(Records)
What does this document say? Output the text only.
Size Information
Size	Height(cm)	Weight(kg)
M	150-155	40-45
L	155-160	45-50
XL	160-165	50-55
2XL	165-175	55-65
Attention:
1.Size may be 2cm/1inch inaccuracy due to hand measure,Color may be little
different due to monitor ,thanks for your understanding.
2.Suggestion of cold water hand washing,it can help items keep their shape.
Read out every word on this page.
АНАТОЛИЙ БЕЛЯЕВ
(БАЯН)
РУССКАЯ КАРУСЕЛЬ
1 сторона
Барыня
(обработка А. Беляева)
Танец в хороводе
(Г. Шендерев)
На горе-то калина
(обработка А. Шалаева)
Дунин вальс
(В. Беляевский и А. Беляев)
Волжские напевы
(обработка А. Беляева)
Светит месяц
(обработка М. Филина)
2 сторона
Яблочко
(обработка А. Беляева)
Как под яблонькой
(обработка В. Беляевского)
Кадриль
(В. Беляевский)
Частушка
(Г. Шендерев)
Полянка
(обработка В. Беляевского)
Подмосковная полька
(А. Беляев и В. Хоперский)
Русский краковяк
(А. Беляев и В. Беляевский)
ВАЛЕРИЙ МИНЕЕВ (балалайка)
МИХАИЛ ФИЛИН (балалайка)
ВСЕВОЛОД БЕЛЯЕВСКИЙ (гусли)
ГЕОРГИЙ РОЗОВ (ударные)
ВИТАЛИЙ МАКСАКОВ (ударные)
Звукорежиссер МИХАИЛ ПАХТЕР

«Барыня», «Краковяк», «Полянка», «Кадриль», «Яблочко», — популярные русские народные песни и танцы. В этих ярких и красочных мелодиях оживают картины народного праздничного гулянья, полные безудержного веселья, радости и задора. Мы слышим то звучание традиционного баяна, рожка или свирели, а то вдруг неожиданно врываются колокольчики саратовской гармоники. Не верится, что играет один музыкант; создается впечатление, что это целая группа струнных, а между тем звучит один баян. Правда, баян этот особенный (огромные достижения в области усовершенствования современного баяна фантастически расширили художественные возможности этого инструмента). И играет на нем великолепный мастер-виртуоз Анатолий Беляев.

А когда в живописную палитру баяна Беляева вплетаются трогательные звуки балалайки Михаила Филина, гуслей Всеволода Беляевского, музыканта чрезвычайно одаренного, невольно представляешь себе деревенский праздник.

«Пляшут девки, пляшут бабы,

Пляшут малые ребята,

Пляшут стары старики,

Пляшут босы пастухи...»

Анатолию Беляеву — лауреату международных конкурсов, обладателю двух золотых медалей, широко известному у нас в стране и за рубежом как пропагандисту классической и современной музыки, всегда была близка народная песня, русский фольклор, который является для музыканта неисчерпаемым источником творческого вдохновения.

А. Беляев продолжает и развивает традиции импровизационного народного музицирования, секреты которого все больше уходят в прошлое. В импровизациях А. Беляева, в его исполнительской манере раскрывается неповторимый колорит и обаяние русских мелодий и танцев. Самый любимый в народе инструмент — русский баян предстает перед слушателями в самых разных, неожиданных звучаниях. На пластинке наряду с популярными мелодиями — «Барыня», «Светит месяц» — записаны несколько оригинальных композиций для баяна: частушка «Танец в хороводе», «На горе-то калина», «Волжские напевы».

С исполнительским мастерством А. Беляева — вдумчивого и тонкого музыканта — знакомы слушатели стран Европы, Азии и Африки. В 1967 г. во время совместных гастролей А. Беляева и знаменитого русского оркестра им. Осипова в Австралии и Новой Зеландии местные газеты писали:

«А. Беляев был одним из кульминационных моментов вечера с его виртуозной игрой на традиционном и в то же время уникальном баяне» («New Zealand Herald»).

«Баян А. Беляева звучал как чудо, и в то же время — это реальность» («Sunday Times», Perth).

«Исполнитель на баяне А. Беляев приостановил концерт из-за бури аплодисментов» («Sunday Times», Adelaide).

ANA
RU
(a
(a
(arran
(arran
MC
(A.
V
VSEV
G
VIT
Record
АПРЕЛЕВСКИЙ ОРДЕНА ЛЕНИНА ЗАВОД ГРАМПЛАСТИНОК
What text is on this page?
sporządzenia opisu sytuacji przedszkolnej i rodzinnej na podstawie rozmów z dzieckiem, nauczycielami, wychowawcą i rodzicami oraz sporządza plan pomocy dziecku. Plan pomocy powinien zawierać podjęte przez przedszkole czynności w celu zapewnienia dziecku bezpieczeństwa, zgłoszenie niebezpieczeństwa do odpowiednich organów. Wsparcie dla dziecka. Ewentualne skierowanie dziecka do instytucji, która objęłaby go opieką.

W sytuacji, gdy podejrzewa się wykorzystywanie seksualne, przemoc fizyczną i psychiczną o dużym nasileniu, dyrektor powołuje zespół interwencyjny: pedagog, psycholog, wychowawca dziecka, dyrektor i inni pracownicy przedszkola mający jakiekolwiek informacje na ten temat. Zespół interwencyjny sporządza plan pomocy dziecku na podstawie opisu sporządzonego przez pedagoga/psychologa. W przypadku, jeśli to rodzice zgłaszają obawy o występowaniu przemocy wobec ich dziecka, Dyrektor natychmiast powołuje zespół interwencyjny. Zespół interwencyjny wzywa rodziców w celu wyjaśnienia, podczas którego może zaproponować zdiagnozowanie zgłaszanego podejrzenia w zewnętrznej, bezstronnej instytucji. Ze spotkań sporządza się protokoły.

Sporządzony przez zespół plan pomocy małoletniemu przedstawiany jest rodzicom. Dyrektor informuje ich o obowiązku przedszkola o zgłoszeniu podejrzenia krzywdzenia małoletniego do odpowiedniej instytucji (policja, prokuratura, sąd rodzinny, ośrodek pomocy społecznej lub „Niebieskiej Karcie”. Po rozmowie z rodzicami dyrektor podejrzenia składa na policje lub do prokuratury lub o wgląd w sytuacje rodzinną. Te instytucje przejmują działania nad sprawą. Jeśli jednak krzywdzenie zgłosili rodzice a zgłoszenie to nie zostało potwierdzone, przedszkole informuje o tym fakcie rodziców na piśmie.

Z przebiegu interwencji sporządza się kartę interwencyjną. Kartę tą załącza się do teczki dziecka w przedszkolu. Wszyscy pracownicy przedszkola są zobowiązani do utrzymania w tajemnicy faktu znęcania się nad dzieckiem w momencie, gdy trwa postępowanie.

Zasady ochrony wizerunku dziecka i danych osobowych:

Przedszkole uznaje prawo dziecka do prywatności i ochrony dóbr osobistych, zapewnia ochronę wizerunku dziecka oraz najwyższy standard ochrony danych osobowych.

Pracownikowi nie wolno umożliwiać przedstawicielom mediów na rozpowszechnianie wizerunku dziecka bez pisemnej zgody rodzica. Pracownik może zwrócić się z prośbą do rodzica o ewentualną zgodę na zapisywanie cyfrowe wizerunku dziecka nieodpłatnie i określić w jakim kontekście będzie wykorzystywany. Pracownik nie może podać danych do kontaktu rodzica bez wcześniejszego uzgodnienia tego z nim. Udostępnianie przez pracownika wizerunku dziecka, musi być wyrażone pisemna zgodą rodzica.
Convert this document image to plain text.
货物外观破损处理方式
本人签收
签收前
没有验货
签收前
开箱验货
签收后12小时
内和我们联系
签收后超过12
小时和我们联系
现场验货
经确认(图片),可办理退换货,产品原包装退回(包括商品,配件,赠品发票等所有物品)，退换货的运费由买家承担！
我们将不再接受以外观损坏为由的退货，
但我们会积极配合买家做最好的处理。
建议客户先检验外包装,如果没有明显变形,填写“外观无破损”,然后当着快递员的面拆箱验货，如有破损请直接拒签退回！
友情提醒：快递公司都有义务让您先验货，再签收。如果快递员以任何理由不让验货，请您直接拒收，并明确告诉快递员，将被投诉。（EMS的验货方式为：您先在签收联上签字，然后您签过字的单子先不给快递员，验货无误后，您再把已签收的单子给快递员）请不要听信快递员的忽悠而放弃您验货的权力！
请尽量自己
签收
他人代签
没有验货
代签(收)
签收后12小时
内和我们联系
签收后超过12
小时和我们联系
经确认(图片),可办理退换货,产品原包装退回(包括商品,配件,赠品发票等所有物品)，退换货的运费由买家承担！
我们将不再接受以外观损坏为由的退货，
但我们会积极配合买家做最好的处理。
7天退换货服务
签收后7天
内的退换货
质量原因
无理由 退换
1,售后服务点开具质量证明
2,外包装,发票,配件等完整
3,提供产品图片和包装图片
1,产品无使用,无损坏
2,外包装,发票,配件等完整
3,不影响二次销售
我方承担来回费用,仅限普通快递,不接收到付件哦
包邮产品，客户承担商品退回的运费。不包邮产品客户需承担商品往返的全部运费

**Exercise:**
Go through the data above and find the lines with the word "горе". Copy each of those lines.

**Answer:**
На горе-то калина
А. Беляев продолжает и развивает традиции импровизационного народного музицирования, секреты которого все больше уходят в прошлое. В импровизациях А. Беляева, в его исполнительской манере раскрывается неповторимый колорит и обаяние русских мелодий и танцев. Самый любимый в народе инструмент — русский баян предстает перед слушателями в самых разных, неожиданных звучаниях. На пластинке наряду с популярными мелодиями — «Барыня», «Светит месяц» — записаны несколько оригинальных композиций для баяна: частушка «Танец в хороводе», «На горе-то калина», «Волжские напевы».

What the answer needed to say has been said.